Exercise brief:
Repeat all the material exactly; pictures stay out of your copy.

Excerpted records:
------

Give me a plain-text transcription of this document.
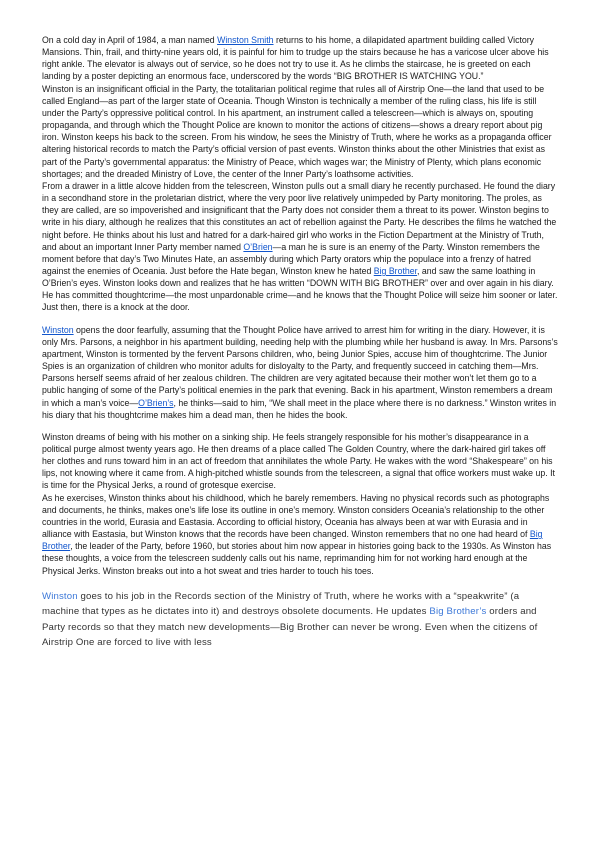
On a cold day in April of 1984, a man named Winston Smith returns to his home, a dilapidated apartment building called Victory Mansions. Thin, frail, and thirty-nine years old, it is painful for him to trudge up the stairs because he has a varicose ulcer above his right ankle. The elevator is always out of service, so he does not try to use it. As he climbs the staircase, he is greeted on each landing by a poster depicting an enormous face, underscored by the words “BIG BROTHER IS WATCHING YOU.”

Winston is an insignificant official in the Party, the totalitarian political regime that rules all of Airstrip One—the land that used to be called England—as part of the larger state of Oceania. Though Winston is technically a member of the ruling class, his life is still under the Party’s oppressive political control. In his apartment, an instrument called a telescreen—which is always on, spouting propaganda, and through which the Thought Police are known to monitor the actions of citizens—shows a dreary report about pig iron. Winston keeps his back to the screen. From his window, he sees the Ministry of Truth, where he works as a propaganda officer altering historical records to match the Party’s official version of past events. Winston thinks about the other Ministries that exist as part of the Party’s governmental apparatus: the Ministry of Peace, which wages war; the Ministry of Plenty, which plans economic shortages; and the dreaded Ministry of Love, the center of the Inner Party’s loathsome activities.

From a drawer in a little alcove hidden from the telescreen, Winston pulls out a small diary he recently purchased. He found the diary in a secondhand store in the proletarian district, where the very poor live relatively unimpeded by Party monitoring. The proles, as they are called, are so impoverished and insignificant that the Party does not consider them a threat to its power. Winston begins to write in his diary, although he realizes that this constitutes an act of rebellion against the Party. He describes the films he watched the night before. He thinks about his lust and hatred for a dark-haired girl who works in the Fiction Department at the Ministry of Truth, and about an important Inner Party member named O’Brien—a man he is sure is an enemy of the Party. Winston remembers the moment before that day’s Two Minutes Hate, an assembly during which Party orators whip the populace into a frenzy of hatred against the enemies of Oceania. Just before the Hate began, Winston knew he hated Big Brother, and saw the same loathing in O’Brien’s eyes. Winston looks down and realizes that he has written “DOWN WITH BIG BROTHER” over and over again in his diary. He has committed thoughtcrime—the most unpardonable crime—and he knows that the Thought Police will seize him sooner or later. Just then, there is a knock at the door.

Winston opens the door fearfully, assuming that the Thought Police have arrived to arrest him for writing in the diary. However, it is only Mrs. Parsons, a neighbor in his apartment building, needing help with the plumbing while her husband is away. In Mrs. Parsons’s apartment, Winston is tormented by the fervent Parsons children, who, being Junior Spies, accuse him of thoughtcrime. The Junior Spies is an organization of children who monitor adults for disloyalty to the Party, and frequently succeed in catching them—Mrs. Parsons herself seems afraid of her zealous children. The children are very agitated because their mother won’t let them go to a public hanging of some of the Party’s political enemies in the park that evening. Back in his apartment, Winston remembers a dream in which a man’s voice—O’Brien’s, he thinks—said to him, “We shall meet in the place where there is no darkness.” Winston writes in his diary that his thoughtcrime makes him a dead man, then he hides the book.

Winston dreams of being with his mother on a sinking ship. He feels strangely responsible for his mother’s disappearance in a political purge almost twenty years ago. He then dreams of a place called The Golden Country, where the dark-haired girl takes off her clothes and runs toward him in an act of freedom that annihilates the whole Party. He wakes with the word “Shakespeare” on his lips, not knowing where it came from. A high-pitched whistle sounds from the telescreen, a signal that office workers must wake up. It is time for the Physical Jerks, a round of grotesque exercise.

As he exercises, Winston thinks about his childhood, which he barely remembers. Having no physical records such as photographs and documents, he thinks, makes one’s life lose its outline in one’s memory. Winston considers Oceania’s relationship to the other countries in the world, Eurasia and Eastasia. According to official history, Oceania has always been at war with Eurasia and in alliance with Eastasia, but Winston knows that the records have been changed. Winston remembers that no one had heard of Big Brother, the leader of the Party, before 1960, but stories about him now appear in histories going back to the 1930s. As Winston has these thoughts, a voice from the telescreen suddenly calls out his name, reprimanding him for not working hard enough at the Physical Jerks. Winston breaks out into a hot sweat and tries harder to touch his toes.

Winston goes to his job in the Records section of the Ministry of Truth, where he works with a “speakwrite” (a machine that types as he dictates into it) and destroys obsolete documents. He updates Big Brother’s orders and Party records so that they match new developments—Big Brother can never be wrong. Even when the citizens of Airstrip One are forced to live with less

------

Solved problem:
Give me a plain-text transcription of this document.
On a cold day in April of 1984, a man named Winston Smith returns to his home, a dilapidated apartment building called Victory Mansions. Thin, frail, and thirty-nine years old, it is painful for him to trudge up the stairs because he has a varicose ulcer above his right ankle. The elevator is always out of service, so he does not try to use it. As he climbs the staircase, he is greeted on each landing by a poster depicting an enormous face, underscored by the words “BIG BROTHER IS WATCHING YOU.”

Winston is an insignificant official in the Party, the totalitarian political regime that rules all of Airstrip One—the land that used to be called England—as part of the larger state of Oceania. Though Winston is technically a member of the ruling class, his life is still under the Party’s oppressive political control. In his apartment, an instrument called a telescreen—which is always on, spouting propaganda, and through which the Thought Police are known to monitor the actions of citizens—shows a dreary report about pig iron. Winston keeps his back to the screen. From his window, he sees the Ministry of Truth, where he works as a propaganda officer altering historical records to match the Party’s official version of past events. Winston thinks about the other Ministries that exist as part of the Party’s governmental apparatus: the Ministry of Peace, which wages war; the Ministry of Plenty, which plans economic shortages; and the dreaded Ministry of Love, the center of the Inner Party’s loathsome activities.

From a drawer in a little alcove hidden from the telescreen, Winston pulls out a small diary he recently purchased. He found the diary in a secondhand store in the proletarian district, where the very poor live relatively unimpeded by Party monitoring. The proles, as they are called, are so impoverished and insignificant that the Party does not consider them a threat to its power. Winston begins to write in his diary, although he realizes that this constitutes an act of rebellion against the Party. He describes the films he watched the night before. He thinks about his lust and hatred for a dark-haired girl who works in the Fiction Department at the Ministry of Truth, and about an important Inner Party member named O’Brien—a man he is sure is an enemy of the Party. Winston remembers the moment before that day’s Two Minutes Hate, an assembly during which Party orators whip the populace into a frenzy of hatred against the enemies of Oceania. Just before the Hate began, Winston knew he hated Big Brother, and saw the same loathing in O’Brien’s eyes. Winston looks down and realizes that he has written “DOWN WITH BIG BROTHER” over and over again in his diary. He has committed thoughtcrime—the most unpardonable crime—and he knows that the Thought Police will seize him sooner or later. Just then, there is a knock at the door.

Winston opens the door fearfully, assuming that the Thought Police have arrived to arrest him for writing in the diary. However, it is only Mrs. Parsons, a neighbor in his apartment building, needing help with the plumbing while her husband is away. In Mrs. Parsons’s apartment, Winston is tormented by the fervent Parsons children, who, being Junior Spies, accuse him of thoughtcrime. The Junior Spies is an organization of children who monitor adults for disloyalty to the Party, and frequently succeed in catching them—Mrs. Parsons herself seems afraid of her zealous children. The children are very agitated because their mother won’t let them go to a public hanging of some of the Party’s political enemies in the park that evening. Back in his apartment, Winston remembers a dream in which a man’s voice—O’Brien’s, he thinks—said to him, “We shall meet in the place where there is no darkness.” Winston writes in his diary that his thoughtcrime makes him a dead man, then he hides the book.

Winston dreams of being with his mother on a sinking ship. He feels strangely responsible for his mother’s disappearance in a political purge almost twenty years ago. He then dreams of a place called The Golden Country, where the dark-haired girl takes off her clothes and runs toward him in an act of freedom that annihilates the whole Party. He wakes with the word “Shakespeare” on his lips, not knowing where it came from. A high-pitched whistle sounds from the telescreen, a signal that office workers must wake up. It is time for the Physical Jerks, a round of grotesque exercise.

As he exercises, Winston thinks about his childhood, which he barely remembers. Having no physical records such as photographs and documents, he thinks, makes one’s life lose its outline in one’s memory. Winston considers Oceania’s relationship to the other countries in the world, Eurasia and Eastasia. According to official history, Oceania has always been at war with Eurasia and in alliance with Eastasia, but Winston knows that the records have been changed. Winston remembers that no one had heard of Big Brother, the leader of the Party, before 1960, but stories about him now appear in histories going back to the 1930s. As Winston has these thoughts, a voice from the telescreen suddenly calls out his name, reprimanding him for not working hard enough at the Physical Jerks. Winston breaks out into a hot sweat and tries harder to touch his toes.

Winston goes to his job in the Records section of the Ministry of Truth, where he works with a “speakwrite” (a machine that types as he dictates into it) and destroys obsolete documents. He updates Big Brother’s orders and Party records so that they match new developments—Big Brother can never be wrong. Even when the citizens of Airstrip One are forced to live with less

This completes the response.